» SHORT PROBLEM
Print the listing below exactly.

(Data entries)
———

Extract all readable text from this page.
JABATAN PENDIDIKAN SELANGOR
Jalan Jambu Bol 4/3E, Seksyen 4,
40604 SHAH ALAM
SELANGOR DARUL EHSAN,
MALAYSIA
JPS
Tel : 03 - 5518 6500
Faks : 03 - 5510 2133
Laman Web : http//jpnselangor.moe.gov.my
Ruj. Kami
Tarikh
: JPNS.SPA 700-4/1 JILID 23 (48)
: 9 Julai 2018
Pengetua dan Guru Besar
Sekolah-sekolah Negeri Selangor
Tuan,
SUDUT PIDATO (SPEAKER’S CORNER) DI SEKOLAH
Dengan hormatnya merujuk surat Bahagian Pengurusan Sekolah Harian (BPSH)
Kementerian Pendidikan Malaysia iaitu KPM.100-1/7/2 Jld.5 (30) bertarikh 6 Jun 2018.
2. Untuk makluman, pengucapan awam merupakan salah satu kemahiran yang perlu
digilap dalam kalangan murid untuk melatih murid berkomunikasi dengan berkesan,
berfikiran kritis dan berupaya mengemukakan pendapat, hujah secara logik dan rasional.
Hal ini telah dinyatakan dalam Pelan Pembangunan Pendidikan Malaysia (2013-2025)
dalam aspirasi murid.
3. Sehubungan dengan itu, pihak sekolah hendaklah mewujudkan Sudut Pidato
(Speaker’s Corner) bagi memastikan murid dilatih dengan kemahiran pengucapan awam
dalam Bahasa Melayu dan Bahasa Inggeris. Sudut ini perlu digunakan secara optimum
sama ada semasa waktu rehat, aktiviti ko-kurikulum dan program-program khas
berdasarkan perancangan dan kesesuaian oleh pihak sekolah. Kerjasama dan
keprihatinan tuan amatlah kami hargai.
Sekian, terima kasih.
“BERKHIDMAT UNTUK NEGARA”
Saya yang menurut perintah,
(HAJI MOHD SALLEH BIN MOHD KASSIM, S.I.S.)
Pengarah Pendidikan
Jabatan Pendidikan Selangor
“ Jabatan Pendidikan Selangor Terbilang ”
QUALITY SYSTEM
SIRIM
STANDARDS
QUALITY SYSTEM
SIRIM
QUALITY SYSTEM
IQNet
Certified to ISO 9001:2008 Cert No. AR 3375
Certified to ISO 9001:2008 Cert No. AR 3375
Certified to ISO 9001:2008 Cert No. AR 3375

———

» RESULT
Extract all readable text from this page.
JABATAN PENDIDIKAN SELANGOR
Jalan Jambu Bol 4/3E, Seksyen 4,
40604 SHAH ALAM
SELANGOR DARUL EHSAN,
MALAYSIA
JPS
Tel : 03 - 5518 6500
Faks : 03 - 5510 2133
Laman Web : http//jpnselangor.moe.gov.my
Ruj. Kami
Tarikh
: JPNS.SPA 700-4/1 JILID 23 (48)
: 9 Julai 2018
Pengetua dan Guru Besar
Sekolah-sekolah Negeri Selangor
Tuan,
SUDUT PIDATO (SPEAKER’S CORNER) DI SEKOLAH
Dengan hormatnya merujuk surat Bahagian Pengurusan Sekolah Harian (BPSH)
Kementerian Pendidikan Malaysia iaitu KPM.100-1/7/2 Jld.5 (30) bertarikh 6 Jun 2018.
2. Untuk makluman, pengucapan awam merupakan salah satu kemahiran yang perlu
digilap dalam kalangan murid untuk melatih murid berkomunikasi dengan berkesan,
berfikiran kritis dan berupaya mengemukakan pendapat, hujah secara logik dan rasional.
Hal ini telah dinyatakan dalam Pelan Pembangunan Pendidikan Malaysia (2013-2025)
dalam aspirasi murid.
3. Sehubungan dengan itu, pihak sekolah hendaklah mewujudkan Sudut Pidato
(Speaker’s Corner) bagi memastikan murid dilatih dengan kemahiran pengucapan awam
dalam Bahasa Melayu dan Bahasa Inggeris. Sudut ini perlu digunakan secara optimum
sama ada semasa waktu rehat, aktiviti ko-kurikulum dan program-program khas
berdasarkan perancangan dan kesesuaian oleh pihak sekolah. Kerjasama dan
keprihatinan tuan amatlah kami hargai.
Sekian, terima kasih.
“BERKHIDMAT UNTUK NEGARA”
Saya yang menurut perintah,
(HAJI MOHD SALLEH BIN MOHD KASSIM, S.I.S.)
Pengarah Pendidikan
Jabatan Pendidikan Selangor
“ Jabatan Pendidikan Selangor Terbilang ”
QUALITY SYSTEM
SIRIM
STANDARDS
QUALITY SYSTEM
SIRIM
QUALITY SYSTEM
IQNet
Certified to ISO 9001:2008 Cert No. AR 3375
Certified to ISO 9001:2008 Cert No. AR 3375
Certified to ISO 9001:2008 Cert No. AR 3375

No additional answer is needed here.